Go through the records and copy each line where the word "ATTENDANCE" occurs.
**** TASK INPUTS
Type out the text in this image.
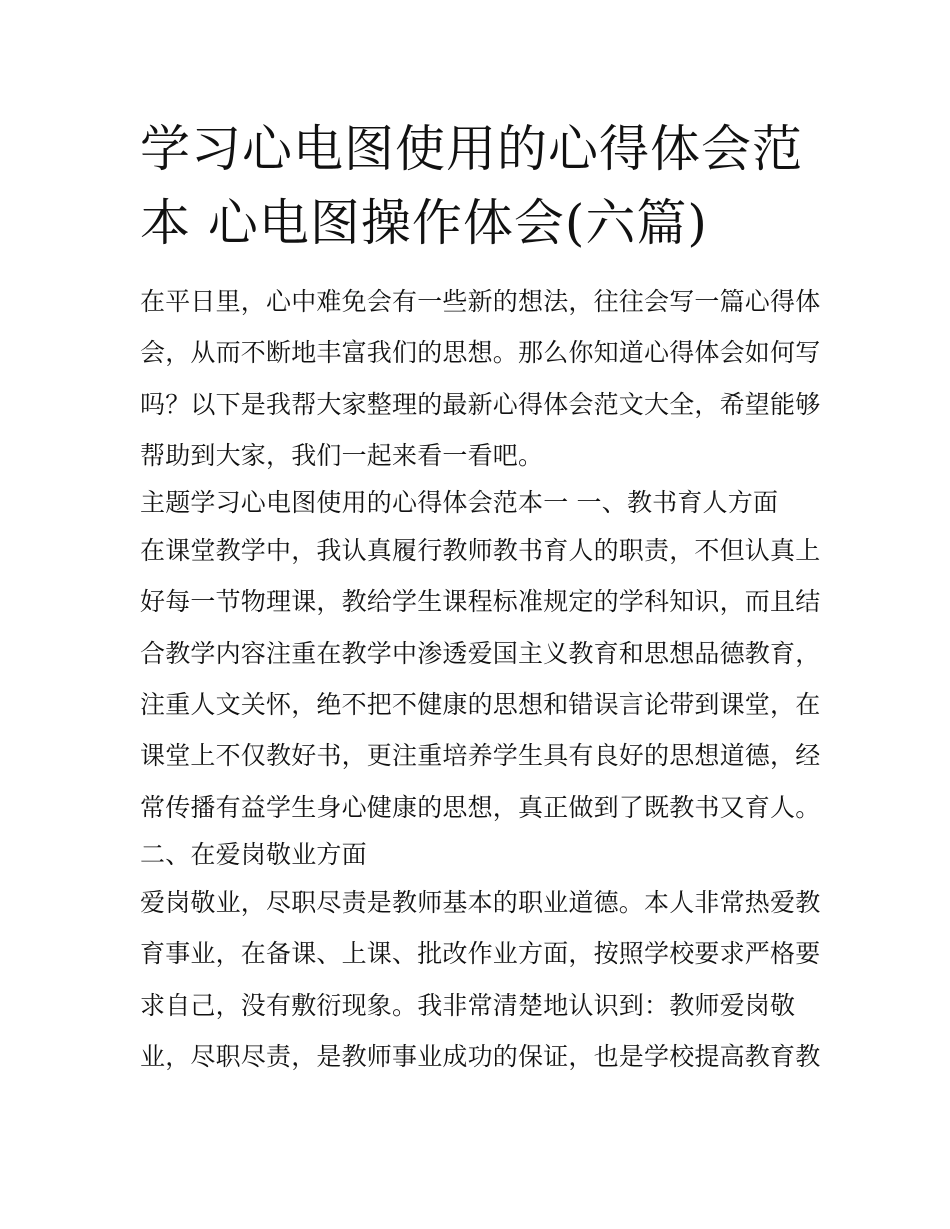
学习心电图使用的心得体会范
本 心电图操作体会(六篇)
在平日里，心中难免会有一些新的想法，往往会写一篇心得体
会，从而不断地丰富我们的思想。那么你知道心得体会如何写
吗？以下是我帮大家整理的最新心得体会范文大全，希望能够
帮助到大家，我们一起来看一看吧。
主题学习心电图使用的心得体会范本一 一、教书育人方面
在课堂教学中，我认真履行教师教书育人的职责，不但认真上
好每一节物理课，教给学生课程标准规定的学科知识，而且结
合教学内容注重在教学中渗透爱国主义教育和思想品德教育，
注重人文关怀，绝不把不健康的思想和错误言论带到课堂，在
课堂上不仅教好书，更注重培养学生具有良好的思想道德，经
常传播有益学生身心健康的思想，真正做到了既教书又育人。
二、在爱岗敬业方面
爱岗敬业，尽职尽责是教师基本的职业道德。本人非常热爱教
育事业，在备课、上课、批改作业方面，按照学校要求严格要
求自己，没有敷衍现象。我非常清楚地认识到：教师爱岗敬
业，尽职尽责，是教师事业成功的保证，也是学校提高教育教
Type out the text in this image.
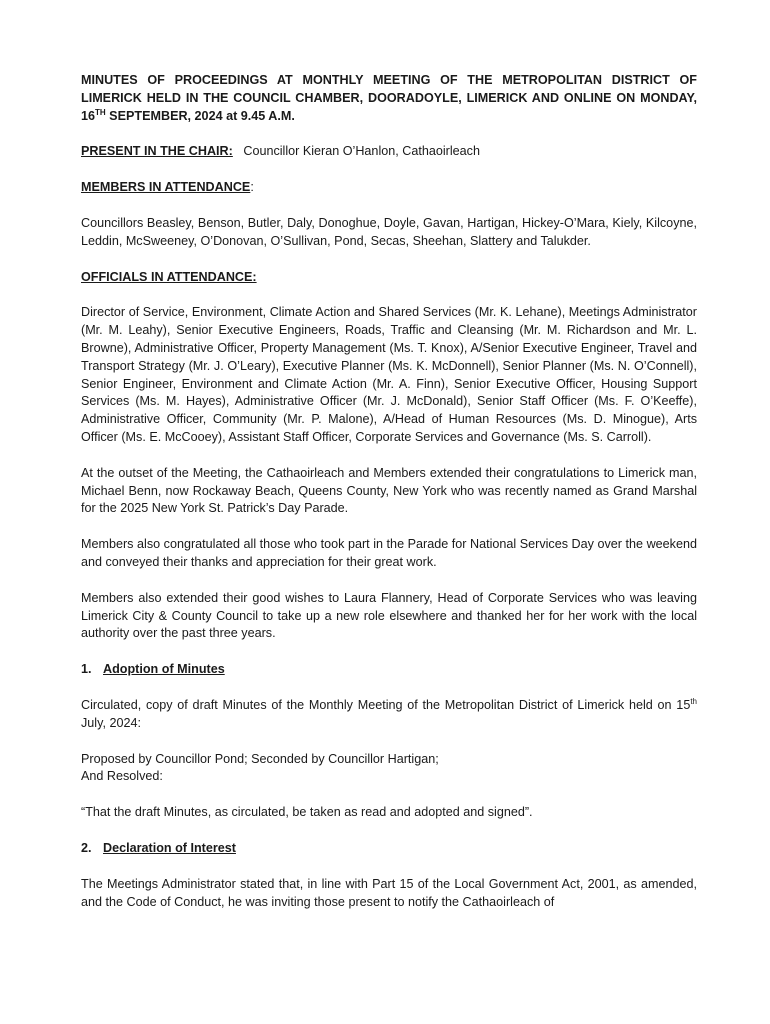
MINUTES OF PROCEEDINGS AT MONTHLY MEETING OF THE METROPOLITAN DISTRICT OF LIMERICK HELD IN THE COUNCIL CHAMBER, DOORADOYLE, LIMERICK AND ONLINE ON MONDAY, 16TH SEPTEMBER, 2024 at 9.45 A.M.

PRESENT IN THE CHAIR: Councillor Kieran O’Hanlon, Cathaoirleach

MEMBERS IN ATTENDANCE:

Councillors Beasley, Benson, Butler, Daly, Donoghue, Doyle, Gavan, Hartigan, Hickey-O’Mara, Kiely, Kilcoyne, Leddin, McSweeney, O’Donovan, O’Sullivan, Pond, Secas, Sheehan, Slattery and Talukder.

OFFICIALS IN ATTENDANCE:

Director of Service, Environment, Climate Action and Shared Services (Mr. K. Lehane), Meetings Administrator (Mr. M. Leahy), Senior Executive Engineers, Roads, Traffic and Cleansing (Mr. M. Richardson and Mr. L. Browne), Administrative Officer, Property Management (Ms. T. Knox), A/Senior Executive Engineer, Travel and Transport Strategy (Mr. J. O’Leary), Executive Planner (Ms. K. McDonnell), Senior Planner (Ms. N. O’Connell), Senior Engineer, Environment and Climate Action (Mr. A. Finn), Senior Executive Officer, Housing Support Services (Ms. M. Hayes), Administrative Officer (Mr. J. McDonald), Senior Staff Officer (Ms. F. O’Keeffe), Administrative Officer, Community (Mr. P. Malone), A/Head of Human Resources (Ms. D. Minogue), Arts Officer (Ms. E. McCooey), Assistant Staff Officer, Corporate Services and Governance (Ms. S. Carroll).

At the outset of the Meeting, the Cathaoirleach and Members extended their congratulations to Limerick man, Michael Benn, now Rockaway Beach, Queens County, New York who was recently named as Grand Marshal for the 2025 New York St. Patrick’s Day Parade.

Members also congratulated all those who took part in the Parade for National Services Day over the weekend and conveyed their thanks and appreciation for their great work.

Members also extended their good wishes to Laura Flannery, Head of Corporate Services who was leaving Limerick City & County Council to take up a new role elsewhere and thanked her for her work with the local authority over the past three years.

1. Adoption of Minutes

Circulated, copy of draft Minutes of the Monthly Meeting of the Metropolitan District of Limerick held on 15th July, 2024:

Proposed by Councillor Pond; Seconded by Councillor Hartigan;

And Resolved:

“That the draft Minutes, as circulated, be taken as read and adopted and signed”.

2. Declaration of Interest

The Meetings Administrator stated that, in line with Part 15 of the Local Government Act, 2001, as amended, and the Code of Conduct, he was inviting those present to notify the Cathaoirleach of
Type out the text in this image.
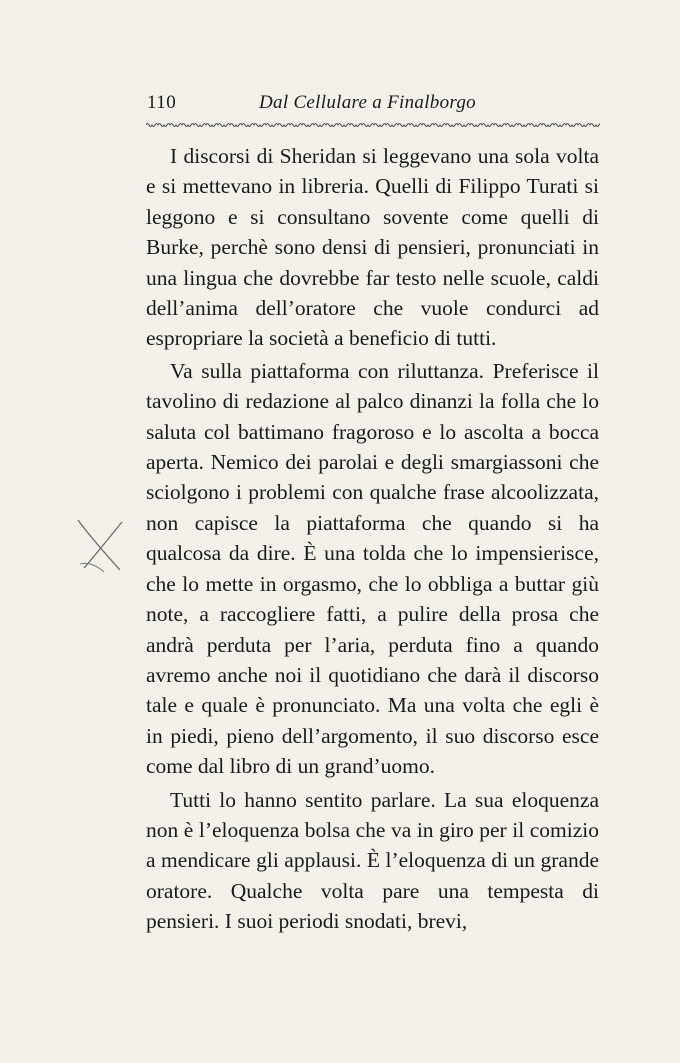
110	Dal Cellulare a Finalborgo

I discorsi di Sheridan si leggevano una sola volta e si mettevano in libreria. Quelli di Filippo Turati si leggono e si consultano sovente come quelli di Burke, perchè sono densi di pensieri, pronunciati in una lingua che dovrebbe far testo nelle scuole, caldi dell’anima dell’oratore che vuole condurci ad espropriare la società a beneficio di tutti.

Va sulla piattaforma con riluttanza. Preferisce il tavolino di redazione al palco dinanzi la folla che lo saluta col battimano fragoroso e lo ascolta a bocca aperta. Nemico dei parolai e degli smargiassoni che sciolgono i problemi con qualche frase alcoolizzata, non capisce la piattaforma che quando si ha qualcosa da dire. È una tolda che lo impensierisce, che lo mette in orgasmo, che lo obbliga a buttar giù note, a raccogliere fatti, a pulire della prosa che andrà perduta per l’aria, perduta fino a quando avremo anche noi il quotidiano che darà il discorso tale e quale è pronunciato. Ma una volta che egli è in piedi, pieno dell’argomento, il suo discorso esce come dal libro di un grand’uomo.

Tutti lo hanno sentito parlare. La sua eloquenza non è l’eloquenza bolsa che va in giro per il comizio a mendicare gli applausi. È l’eloquenza di un grande oratore. Qualche volta pare una tempesta di pensieri. I suoi periodi snodati, brevi,
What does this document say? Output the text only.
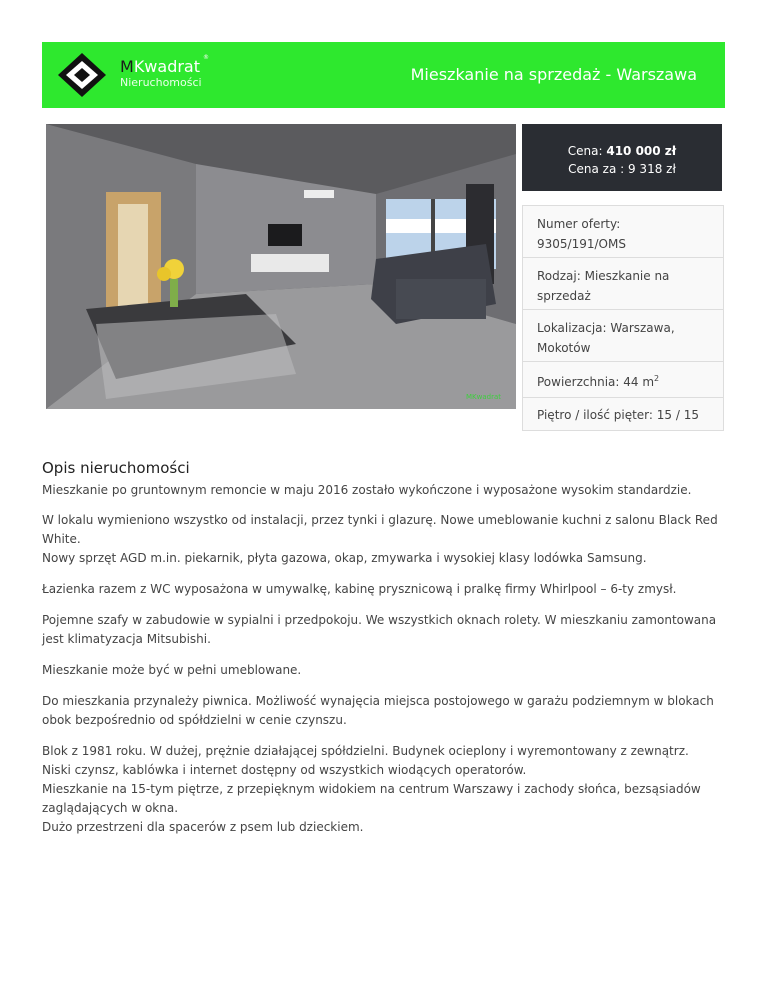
MKwadrat
Nieruchomości
®
Mieszkanie na sprzedaż - Warszawa
MKwadrat
Cena: 410 000 zł
Cena za : 9 318 zł
Numer oferty: 9305/191/OMS
Rodzaj: Mieszkanie na sprzedaż
Lokalizacja: Warszawa, Mokotów
Powierzchnia: 44 $m^2$
Piętro / ilość pięter: 15 / 15
Opis nieruchomości

Mieszkanie po gruntownym remoncie w maju 2016 zostało wykończone i wyposażone wysokim standardzie.

W lokalu wymieniono wszystko od instalacji, przez tynki i glazurę. Nowe umeblowanie kuchni z salonu Black Red White.
Nowy sprzęt AGD m.in. piekarnik, płyta gazowa, okap, zmywarka i wysokiej klasy lodówka Samsung.

Łazienka razem z WC wyposażona w umywalkę, kabinę prysznicową i pralkę firmy Whirlpool – 6-ty zmysł.

Pojemne szafy w zabudowie w sypialni i przedpokoju. We wszystkich oknach rolety. W mieszkaniu zamontowana jest klimatyzacja Mitsubishi.

Mieszkanie może być w pełni umeblowane.

Do mieszkania przynależy piwnica. Możliwość wynajęcia miejsca postojowego w garażu podziemnym w blokach obok bezpośrednio od spółdzielni w cenie czynszu.

Blok z 1981 roku. W dużej, prężnie działającej spółdzielni. Budynek ocieplony i wyremontowany z zewnątrz.
Niski czynsz, kablówka i internet dostępny od wszystkich wiodących operatorów.
Mieszkanie na 15-tym piętrze, z przepięknym widokiem na centrum Warszawy i zachody słońca, bezsąsiadów zaglądających w okna.
Dużo przestrzeni dla spacerów z psem lub dzieckiem.
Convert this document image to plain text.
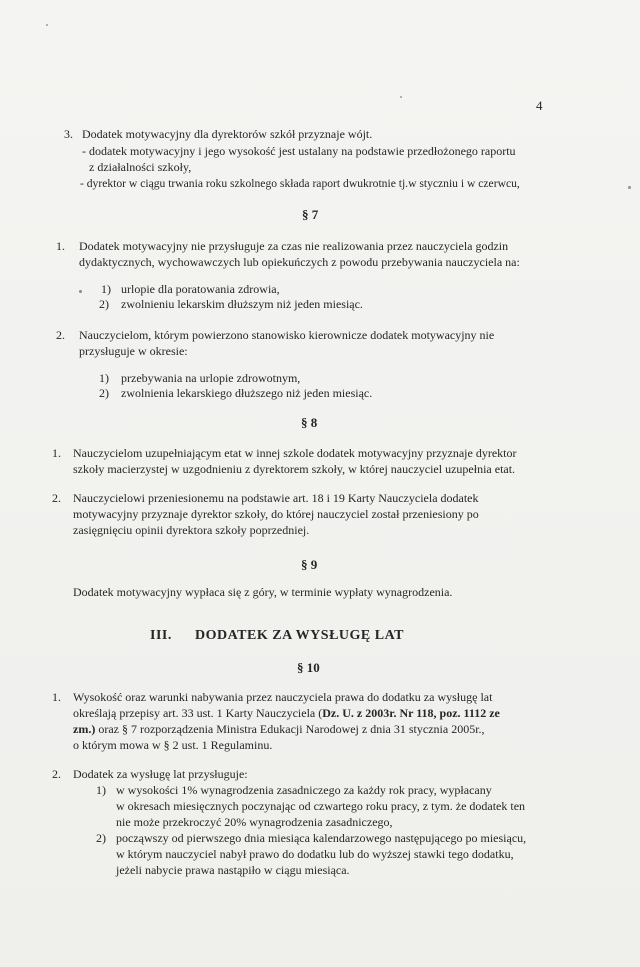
4
3. Dodatek motywacyjny dla dyrektorów szkół przyznaje wójt.
- dodatek motywacyjny i jego wysokość jest ustalany na podstawie przedłożonego raportu
z działalności szkoły,
- dyrektor w ciągu trwania roku szkolnego składa raport dwukrotnie tj.w styczniu i w czerwcu,
§ 7
1. Dodatek motywacyjny nie przysługuje za czas nie realizowania przez nauczyciela godzin
dydaktycznych, wychowawczych lub opiekuńczych z powodu przebywania nauczyciela na:
1) urlopie dla poratowania zdrowia,
2) zwolnieniu lekarskim dłuższym niż jeden miesiąc.
2. Nauczycielom, którym powierzono stanowisko kierownicze dodatek motywacyjny nie
przysługuje w okresie:
1) przebywania na urlopie zdrowotnym,
2) zwolnienia lekarskiego dłuższego niż jeden miesiąc.
§ 8
1. Nauczycielom uzupełniającym etat w innej szkole dodatek motywacyjny przyznaje dyrektor
szkoły macierzystej w uzgodnieniu z dyrektorem szkoły, w której nauczyciel uzupełnia etat.
2. Nauczycielowi przeniesionemu na podstawie art. 18 i 19 Karty Nauczyciela dodatek
motywacyjny przyznaje dyrektor szkoły, do której nauczyciel został przeniesiony po
zasięgnięciu opinii dyrektora szkoły poprzedniej.
§ 9
Dodatek motywacyjny wypłaca się z góry, w terminie wypłaty wynagrodzenia.
III. DODATEK ZA WYSŁUGĘ LAT
§ 10
1. Wysokość oraz warunki nabywania przez nauczyciela prawa do dodatku za wysługę lat
określają przepisy art. 33 ust. 1 Karty Nauczyciela (Dz. U. z 2003r. Nr 118, poz. 1112 ze
zm.) oraz § 7 rozporządzenia Ministra Edukacji Narodowej z dnia 31 stycznia 2005r.,
o którym mowa w § 2 ust. 1 Regulaminu.
2. Dodatek za wysługę lat przysługuje:
1) w wysokości 1% wynagrodzenia zasadniczego za każdy rok pracy, wypłacany
w okresach miesięcznych poczynając od czwartego roku pracy, z tym. że dodatek ten
nie może przekroczyć 20% wynagrodzenia zasadniczego,
2) począwszy od pierwszego dnia miesiąca kalendarzowego następującego po miesiącu,
w którym nauczyciel nabył prawo do dodatku lub do wyższej stawki tego dodatku,
jeżeli nabycie prawa nastąpiło w ciągu miesiąca.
********
• SOLVED EXERCISE
MEMBERS IN ATTENDANCE:
OFFICIALS IN ATTENDANCE:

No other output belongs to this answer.